Instruction
Set out each line from the following listing that includes the word "cheese".

Provided data
%%
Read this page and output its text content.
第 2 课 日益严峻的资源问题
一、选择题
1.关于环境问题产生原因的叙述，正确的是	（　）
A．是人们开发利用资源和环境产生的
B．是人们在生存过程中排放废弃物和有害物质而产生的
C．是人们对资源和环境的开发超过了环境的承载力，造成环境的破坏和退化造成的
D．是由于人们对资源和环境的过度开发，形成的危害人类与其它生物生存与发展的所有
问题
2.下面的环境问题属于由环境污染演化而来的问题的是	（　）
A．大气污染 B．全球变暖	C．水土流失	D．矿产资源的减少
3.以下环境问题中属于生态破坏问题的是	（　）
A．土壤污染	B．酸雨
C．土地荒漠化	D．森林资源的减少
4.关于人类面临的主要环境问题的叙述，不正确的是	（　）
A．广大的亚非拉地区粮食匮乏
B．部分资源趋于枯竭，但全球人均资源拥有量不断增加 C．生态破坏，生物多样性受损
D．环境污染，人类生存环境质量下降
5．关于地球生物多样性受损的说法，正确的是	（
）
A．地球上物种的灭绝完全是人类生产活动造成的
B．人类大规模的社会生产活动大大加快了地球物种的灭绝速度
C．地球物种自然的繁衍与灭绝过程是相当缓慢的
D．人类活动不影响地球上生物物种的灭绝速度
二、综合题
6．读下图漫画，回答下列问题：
%%
%%
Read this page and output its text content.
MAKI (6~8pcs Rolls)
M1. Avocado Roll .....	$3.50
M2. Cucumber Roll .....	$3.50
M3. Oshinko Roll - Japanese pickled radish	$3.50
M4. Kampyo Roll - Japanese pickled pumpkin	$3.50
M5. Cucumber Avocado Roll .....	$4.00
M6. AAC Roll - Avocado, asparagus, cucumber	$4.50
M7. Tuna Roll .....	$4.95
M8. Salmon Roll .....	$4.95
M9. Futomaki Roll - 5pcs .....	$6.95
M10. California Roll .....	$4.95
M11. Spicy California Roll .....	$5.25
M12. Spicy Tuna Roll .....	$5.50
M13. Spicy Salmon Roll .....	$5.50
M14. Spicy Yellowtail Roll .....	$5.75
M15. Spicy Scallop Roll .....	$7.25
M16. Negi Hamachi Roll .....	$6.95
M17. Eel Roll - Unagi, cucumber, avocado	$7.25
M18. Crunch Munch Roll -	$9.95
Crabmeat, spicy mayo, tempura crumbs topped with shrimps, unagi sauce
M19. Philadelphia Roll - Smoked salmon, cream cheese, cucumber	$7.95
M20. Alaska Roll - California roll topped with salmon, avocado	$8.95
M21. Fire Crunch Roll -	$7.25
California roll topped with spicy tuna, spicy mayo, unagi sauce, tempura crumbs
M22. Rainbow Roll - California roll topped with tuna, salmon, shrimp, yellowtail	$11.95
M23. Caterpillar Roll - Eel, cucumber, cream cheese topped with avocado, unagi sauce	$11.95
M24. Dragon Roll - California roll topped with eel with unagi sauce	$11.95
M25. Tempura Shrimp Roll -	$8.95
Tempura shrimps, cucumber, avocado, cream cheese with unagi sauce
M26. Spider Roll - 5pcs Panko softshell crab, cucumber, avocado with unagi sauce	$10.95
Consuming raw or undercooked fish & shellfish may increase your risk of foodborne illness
%%
Finished task
M19. Philadelphia Roll - Smoked salmon, cream cheese, cucumber	$7.95
M23. Caterpillar Roll - Eel, cucumber, cream cheese topped with avocado, unagi sauce	$11.95
Tempura shrimps, cucumber, avocado, cream cheese with unagi sauce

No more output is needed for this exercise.